(Data entries)
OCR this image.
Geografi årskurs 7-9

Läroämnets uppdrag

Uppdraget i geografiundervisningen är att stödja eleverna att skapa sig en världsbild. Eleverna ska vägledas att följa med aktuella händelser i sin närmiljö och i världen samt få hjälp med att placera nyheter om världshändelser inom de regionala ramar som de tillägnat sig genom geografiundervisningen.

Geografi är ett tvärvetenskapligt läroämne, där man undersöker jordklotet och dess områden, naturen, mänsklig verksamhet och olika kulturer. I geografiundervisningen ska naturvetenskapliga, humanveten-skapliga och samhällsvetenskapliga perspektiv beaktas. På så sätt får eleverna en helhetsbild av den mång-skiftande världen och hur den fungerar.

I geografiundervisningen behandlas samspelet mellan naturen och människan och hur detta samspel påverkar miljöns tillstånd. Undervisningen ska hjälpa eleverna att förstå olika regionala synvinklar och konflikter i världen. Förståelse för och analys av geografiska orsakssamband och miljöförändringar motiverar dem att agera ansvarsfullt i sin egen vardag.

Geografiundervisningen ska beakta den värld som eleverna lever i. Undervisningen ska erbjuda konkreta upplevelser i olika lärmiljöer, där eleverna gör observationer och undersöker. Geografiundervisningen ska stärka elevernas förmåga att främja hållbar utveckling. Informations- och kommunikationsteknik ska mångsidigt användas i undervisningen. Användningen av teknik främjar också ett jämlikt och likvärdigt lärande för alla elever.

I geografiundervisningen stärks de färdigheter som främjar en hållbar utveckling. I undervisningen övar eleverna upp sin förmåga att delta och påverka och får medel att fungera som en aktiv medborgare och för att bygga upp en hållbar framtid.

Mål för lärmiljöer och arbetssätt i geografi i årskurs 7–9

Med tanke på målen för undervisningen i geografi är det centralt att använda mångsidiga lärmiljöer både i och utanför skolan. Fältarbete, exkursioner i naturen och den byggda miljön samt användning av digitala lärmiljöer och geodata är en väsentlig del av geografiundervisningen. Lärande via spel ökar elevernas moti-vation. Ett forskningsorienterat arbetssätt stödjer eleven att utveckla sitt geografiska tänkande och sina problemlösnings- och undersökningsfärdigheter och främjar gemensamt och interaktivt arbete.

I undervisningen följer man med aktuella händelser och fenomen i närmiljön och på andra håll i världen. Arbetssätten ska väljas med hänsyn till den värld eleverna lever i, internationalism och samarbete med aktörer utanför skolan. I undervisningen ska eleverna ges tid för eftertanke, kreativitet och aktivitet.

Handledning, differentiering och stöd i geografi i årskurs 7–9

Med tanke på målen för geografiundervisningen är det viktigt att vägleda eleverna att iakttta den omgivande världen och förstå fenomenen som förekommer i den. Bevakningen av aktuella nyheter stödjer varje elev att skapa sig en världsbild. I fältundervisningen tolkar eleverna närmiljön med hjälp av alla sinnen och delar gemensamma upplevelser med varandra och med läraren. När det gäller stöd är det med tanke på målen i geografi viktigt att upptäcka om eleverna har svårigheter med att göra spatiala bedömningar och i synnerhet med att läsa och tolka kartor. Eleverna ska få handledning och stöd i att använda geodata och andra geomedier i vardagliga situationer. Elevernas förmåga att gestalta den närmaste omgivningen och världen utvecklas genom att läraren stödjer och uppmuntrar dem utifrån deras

» What you have to do
Transcribe every line of the records exactly, please.

» Solution to this exercise
OCR this image.
Geografi årskurs 7-9

Läroämnets uppdrag

Uppdraget i geografiundervisningen är att stödja eleverna att skapa sig en världsbild. Eleverna ska vägledas att följa med aktuella händelser i sin närmiljö och i världen samt få hjälp med att placera nyheter om världshändelser inom de regionala ramar som de tillägnat sig genom geografiundervisningen.

Geografi är ett tvärvetenskapligt läroämne, där man undersöker jordklotet och dess områden, naturen, mänsklig verksamhet och olika kulturer. I geografiundervisningen ska naturvetenskapliga, humanveten-skapliga och samhällsvetenskapliga perspektiv beaktas. På så sätt får eleverna en helhetsbild av den mång-skiftande världen och hur den fungerar.

I geografiundervisningen behandlas samspelet mellan naturen och människan och hur detta samspel påverkar miljöns tillstånd. Undervisningen ska hjälpa eleverna att förstå olika regionala synvinklar och konflikter i världen. Förståelse för och analys av geografiska orsakssamband och miljöförändringar motiverar dem att agera ansvarsfullt i sin egen vardag.

Geografiundervisningen ska beakta den värld som eleverna lever i. Undervisningen ska erbjuda konkreta upplevelser i olika lärmiljöer, där eleverna gör observationer och undersöker. Geografiundervisningen ska stärka elevernas förmåga att främja hållbar utveckling. Informations- och kommunikationsteknik ska mångsidigt användas i undervisningen. Användningen av teknik främjar också ett jämlikt och likvärdigt lärande för alla elever.

I geografiundervisningen stärks de färdigheter som främjar en hållbar utveckling. I undervisningen övar eleverna upp sin förmåga att delta och påverka och får medel att fungera som en aktiv medborgare och för att bygga upp en hållbar framtid.

Mål för lärmiljöer och arbetssätt i geografi i årskurs 7–9

Med tanke på målen för undervisningen i geografi är det centralt att använda mångsidiga lärmiljöer både i och utanför skolan. Fältarbete, exkursioner i naturen och den byggda miljön samt användning av digitala lärmiljöer och geodata är en väsentlig del av geografiundervisningen. Lärande via spel ökar elevernas moti-vation. Ett forskningsorienterat arbetssätt stödjer eleven att utveckla sitt geografiska tänkande och sina problemlösnings- och undersökningsfärdigheter och främjar gemensamt och interaktivt arbete.

I undervisningen följer man med aktuella händelser och fenomen i närmiljön och på andra håll i världen. Arbetssätten ska väljas med hänsyn till den värld eleverna lever i, internationalism och samarbete med aktörer utanför skolan. I undervisningen ska eleverna ges tid för eftertanke, kreativitet och aktivitet.

Handledning, differentiering och stöd i geografi i årskurs 7–9

Med tanke på målen för geografiundervisningen är det viktigt att vägleda eleverna att iakttta den omgivande världen och förstå fenomenen som förekommer i den. Bevakningen av aktuella nyheter stödjer varje elev att skapa sig en världsbild. I fältundervisningen tolkar eleverna närmiljön med hjälp av alla sinnen och delar gemensamma upplevelser med varandra och med läraren. När det gäller stöd är det med tanke på målen i geografi viktigt att upptäcka om eleverna har svårigheter med att göra spatiala bedömningar och i synnerhet med att läsa och tolka kartor. Eleverna ska få handledning och stöd i att använda geodata och andra geomedier i vardagliga situationer. Elevernas förmåga att gestalta den närmaste omgivningen och världen utvecklas genom att läraren stödjer och uppmuntrar dem utifrån deras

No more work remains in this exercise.